Stored records:

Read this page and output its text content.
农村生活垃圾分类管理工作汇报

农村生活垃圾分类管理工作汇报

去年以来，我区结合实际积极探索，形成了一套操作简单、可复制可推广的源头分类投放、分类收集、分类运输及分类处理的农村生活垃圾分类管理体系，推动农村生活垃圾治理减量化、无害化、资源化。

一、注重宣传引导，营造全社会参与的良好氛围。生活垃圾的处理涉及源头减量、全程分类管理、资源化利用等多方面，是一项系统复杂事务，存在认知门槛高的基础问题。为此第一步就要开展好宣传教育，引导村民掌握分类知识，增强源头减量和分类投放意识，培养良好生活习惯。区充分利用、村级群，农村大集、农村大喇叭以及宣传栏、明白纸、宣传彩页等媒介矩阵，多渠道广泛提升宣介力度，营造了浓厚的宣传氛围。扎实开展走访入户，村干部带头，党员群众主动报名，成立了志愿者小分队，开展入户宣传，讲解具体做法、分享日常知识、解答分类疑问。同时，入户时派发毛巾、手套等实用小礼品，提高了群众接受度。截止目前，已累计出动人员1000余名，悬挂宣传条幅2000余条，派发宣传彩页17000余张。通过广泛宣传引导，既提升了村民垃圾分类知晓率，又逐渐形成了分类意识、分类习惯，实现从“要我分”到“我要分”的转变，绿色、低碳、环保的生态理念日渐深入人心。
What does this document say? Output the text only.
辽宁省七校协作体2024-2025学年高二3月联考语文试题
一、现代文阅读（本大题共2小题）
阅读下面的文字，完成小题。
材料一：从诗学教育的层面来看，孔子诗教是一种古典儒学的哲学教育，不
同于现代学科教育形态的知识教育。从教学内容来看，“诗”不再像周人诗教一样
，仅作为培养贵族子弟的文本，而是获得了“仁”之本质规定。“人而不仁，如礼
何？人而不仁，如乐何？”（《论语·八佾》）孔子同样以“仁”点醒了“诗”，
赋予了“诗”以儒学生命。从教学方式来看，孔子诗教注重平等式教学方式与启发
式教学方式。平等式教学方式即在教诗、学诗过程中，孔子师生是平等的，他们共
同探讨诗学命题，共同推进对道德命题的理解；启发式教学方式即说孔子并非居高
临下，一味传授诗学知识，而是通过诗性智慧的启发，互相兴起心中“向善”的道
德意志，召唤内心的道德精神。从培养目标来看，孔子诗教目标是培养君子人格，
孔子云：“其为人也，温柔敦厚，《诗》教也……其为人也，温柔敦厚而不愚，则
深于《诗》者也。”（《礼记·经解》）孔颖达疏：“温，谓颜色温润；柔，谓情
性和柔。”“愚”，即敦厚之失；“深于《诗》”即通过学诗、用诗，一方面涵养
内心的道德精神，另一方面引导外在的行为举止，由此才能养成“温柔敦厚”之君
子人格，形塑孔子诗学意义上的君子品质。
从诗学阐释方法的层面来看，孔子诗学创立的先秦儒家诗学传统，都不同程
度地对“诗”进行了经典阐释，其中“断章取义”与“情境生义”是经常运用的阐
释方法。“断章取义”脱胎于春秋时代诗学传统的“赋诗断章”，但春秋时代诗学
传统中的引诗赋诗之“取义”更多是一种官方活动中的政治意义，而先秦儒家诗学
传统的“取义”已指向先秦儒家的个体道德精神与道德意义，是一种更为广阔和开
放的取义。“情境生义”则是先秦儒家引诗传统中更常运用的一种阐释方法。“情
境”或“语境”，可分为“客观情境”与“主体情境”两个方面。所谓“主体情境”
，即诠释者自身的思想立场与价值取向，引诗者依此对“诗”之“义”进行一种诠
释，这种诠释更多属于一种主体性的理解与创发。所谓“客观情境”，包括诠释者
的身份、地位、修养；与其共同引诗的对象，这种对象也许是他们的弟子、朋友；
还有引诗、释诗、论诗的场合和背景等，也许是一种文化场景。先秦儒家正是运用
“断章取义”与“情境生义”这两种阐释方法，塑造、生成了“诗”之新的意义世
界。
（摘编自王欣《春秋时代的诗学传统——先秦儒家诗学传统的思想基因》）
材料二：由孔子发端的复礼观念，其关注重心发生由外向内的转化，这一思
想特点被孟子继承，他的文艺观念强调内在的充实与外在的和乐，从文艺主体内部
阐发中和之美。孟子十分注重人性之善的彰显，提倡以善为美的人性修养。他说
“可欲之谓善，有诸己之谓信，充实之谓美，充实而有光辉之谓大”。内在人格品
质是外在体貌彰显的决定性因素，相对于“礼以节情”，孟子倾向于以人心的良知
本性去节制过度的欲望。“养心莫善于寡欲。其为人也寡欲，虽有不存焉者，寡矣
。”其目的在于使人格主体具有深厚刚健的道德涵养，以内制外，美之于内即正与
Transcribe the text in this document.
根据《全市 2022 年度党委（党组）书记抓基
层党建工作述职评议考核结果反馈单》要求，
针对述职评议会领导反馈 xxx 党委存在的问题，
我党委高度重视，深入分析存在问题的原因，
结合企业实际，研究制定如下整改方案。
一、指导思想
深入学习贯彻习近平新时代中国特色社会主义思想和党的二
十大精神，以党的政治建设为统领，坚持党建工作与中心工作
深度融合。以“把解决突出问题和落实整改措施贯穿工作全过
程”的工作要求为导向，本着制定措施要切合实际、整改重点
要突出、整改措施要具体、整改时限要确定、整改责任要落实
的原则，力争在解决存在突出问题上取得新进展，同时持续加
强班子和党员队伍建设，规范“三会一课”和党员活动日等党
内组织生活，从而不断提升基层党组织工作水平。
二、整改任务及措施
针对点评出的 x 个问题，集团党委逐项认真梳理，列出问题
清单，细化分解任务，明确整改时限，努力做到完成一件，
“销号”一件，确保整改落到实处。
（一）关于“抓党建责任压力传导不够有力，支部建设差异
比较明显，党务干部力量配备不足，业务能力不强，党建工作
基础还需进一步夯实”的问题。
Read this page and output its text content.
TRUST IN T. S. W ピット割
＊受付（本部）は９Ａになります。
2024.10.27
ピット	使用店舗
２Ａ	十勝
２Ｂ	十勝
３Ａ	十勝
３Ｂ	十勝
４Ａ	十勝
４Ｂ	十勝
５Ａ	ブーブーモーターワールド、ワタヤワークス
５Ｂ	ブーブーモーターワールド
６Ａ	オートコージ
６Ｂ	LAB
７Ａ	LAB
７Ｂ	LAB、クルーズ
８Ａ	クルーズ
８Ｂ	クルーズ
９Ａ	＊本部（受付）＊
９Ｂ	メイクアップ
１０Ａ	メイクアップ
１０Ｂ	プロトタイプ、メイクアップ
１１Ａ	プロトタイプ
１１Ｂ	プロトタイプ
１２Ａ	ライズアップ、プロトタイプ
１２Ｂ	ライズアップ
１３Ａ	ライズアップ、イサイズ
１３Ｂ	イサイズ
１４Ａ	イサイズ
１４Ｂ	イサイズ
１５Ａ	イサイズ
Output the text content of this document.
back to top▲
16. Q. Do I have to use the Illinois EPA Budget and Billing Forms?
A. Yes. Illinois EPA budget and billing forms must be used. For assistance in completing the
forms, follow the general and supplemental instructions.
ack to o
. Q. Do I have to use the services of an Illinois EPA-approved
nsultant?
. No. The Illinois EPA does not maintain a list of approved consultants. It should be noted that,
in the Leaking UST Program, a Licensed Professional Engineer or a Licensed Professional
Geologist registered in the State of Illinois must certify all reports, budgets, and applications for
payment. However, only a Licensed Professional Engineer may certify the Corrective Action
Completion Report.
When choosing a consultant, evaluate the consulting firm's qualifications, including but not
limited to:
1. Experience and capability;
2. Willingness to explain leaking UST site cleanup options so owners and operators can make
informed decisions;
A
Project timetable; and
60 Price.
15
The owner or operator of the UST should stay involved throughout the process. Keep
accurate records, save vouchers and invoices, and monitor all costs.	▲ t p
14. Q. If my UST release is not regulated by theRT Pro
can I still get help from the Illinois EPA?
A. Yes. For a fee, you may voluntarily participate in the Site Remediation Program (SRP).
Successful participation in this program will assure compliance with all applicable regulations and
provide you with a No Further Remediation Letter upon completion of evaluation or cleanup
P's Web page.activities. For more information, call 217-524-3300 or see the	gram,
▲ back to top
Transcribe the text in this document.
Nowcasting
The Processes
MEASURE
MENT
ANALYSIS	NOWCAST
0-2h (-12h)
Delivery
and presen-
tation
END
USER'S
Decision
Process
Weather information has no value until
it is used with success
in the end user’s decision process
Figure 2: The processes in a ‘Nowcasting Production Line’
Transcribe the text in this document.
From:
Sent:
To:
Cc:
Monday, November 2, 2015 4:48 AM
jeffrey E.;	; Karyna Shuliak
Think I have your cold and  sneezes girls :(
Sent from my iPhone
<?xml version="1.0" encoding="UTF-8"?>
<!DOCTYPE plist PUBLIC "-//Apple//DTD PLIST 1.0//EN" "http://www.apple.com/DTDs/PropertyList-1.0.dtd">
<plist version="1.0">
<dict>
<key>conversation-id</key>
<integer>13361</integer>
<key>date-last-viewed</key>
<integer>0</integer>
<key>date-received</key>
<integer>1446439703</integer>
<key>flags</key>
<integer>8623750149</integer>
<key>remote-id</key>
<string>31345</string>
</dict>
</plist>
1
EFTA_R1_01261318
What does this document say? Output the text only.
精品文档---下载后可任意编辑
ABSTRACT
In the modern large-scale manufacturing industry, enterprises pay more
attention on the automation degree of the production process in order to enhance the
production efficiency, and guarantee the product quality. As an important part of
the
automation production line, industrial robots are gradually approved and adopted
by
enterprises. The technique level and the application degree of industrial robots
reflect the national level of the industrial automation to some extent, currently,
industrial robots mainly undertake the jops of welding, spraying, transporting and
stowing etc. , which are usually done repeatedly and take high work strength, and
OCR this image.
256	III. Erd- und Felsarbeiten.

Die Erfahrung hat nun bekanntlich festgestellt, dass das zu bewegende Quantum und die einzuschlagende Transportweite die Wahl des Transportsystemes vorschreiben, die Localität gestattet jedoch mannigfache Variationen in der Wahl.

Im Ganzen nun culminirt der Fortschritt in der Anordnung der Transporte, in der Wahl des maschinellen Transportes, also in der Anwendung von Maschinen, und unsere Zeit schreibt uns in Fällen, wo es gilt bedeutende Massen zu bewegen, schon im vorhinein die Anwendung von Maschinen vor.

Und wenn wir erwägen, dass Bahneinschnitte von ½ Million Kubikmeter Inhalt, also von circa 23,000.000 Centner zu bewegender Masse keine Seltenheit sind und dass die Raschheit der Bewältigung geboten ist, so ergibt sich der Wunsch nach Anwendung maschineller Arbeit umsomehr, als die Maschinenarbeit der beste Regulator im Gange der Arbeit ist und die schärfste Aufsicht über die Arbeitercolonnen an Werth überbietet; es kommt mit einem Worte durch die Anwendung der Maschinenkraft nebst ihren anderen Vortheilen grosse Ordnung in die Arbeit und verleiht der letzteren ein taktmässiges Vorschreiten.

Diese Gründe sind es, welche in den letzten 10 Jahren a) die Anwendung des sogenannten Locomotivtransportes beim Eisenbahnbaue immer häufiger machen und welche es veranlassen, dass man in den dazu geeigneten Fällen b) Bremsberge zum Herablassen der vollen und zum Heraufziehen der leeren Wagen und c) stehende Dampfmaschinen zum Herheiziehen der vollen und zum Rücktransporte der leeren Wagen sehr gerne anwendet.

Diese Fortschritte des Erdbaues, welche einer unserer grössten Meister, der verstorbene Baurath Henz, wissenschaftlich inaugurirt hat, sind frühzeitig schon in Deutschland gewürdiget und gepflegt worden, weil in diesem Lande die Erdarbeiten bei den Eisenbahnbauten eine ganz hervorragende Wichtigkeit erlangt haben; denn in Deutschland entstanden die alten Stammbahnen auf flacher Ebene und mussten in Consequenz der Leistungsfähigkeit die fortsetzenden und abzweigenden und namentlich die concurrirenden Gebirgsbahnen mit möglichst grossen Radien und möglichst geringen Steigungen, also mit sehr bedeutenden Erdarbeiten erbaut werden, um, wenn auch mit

> [Set exercise] Within the listing above, copy each line that has the string "イサイズ".

> [Task result]
１３Ａ	ライズアップ、イサイズ
１３Ｂ	イサイズ
１４Ａ	イサイズ
１４Ｂ	イサイズ
１５Ａ	イサイズ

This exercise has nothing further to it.